Data shown
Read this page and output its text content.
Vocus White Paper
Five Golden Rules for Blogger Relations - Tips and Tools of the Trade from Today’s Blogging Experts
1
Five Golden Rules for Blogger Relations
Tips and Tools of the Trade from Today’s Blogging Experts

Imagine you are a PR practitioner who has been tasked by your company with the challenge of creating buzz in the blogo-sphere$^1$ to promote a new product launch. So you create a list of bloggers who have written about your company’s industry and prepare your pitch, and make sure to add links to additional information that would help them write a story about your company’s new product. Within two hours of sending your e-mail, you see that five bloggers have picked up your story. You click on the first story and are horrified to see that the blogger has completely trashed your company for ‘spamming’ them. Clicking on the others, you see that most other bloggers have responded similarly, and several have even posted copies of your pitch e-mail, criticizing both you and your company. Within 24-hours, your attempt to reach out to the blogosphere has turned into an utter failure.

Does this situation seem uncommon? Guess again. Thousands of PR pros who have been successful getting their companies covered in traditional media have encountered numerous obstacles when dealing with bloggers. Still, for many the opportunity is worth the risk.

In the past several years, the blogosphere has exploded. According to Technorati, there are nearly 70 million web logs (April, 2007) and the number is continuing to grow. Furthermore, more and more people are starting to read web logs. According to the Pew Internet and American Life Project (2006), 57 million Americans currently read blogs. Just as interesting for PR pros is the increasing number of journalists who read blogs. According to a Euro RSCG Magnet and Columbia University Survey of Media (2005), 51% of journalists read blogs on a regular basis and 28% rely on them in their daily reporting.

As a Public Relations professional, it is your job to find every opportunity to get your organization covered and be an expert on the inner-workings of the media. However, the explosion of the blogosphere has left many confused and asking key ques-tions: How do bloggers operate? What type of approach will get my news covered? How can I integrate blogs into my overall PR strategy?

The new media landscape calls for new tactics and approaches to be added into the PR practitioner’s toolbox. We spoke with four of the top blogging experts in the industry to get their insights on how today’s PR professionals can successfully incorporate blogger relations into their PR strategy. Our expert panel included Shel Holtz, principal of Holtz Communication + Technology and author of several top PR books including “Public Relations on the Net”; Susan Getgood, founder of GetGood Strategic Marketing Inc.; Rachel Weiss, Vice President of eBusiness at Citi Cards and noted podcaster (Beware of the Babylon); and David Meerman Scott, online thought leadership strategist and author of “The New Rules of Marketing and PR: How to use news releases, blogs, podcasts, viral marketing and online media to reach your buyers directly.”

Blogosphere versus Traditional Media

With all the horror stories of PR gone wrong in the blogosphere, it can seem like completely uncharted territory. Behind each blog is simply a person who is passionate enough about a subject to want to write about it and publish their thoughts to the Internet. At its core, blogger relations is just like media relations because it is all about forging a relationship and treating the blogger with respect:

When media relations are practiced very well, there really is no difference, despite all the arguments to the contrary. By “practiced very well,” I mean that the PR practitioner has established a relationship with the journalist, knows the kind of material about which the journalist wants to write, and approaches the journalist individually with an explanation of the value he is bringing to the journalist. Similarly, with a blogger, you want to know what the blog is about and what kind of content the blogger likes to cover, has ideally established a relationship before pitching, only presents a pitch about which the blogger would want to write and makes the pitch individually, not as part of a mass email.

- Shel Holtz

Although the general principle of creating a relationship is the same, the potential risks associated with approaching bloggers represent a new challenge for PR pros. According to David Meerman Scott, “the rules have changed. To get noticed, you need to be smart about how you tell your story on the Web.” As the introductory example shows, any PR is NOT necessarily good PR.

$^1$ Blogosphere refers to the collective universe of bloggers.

* * *

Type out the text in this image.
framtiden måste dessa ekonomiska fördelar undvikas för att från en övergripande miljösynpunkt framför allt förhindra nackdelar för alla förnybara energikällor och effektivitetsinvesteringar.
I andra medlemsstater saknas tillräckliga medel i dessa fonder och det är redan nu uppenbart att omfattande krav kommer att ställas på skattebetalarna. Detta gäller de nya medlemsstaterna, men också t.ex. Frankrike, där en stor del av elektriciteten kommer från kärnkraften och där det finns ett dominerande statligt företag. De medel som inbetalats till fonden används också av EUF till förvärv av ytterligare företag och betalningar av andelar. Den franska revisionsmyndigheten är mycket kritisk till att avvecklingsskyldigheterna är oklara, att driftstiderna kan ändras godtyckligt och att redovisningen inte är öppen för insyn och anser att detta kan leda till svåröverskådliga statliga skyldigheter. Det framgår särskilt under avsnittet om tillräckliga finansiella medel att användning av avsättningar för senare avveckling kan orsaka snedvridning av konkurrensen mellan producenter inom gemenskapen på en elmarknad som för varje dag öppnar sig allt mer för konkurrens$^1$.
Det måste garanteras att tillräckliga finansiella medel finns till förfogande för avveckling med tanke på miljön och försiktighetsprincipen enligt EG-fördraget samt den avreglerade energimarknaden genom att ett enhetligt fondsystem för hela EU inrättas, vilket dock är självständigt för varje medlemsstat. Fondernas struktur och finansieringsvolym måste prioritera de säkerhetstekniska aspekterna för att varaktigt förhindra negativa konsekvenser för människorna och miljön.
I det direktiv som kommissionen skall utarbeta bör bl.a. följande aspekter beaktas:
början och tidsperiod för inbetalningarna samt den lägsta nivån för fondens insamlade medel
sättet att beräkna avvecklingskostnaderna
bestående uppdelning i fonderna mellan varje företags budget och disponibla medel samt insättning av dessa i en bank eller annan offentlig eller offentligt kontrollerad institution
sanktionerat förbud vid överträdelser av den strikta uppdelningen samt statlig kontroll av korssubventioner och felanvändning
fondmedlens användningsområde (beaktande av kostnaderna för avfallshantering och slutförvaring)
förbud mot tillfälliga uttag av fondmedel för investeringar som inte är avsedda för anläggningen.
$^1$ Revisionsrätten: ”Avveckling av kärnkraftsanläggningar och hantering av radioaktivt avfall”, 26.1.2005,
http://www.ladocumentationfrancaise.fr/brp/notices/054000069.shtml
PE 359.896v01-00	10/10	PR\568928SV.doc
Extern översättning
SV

Task details
Give only a number, namely how many lines in the entries above hold the word "from".

Output of the task
2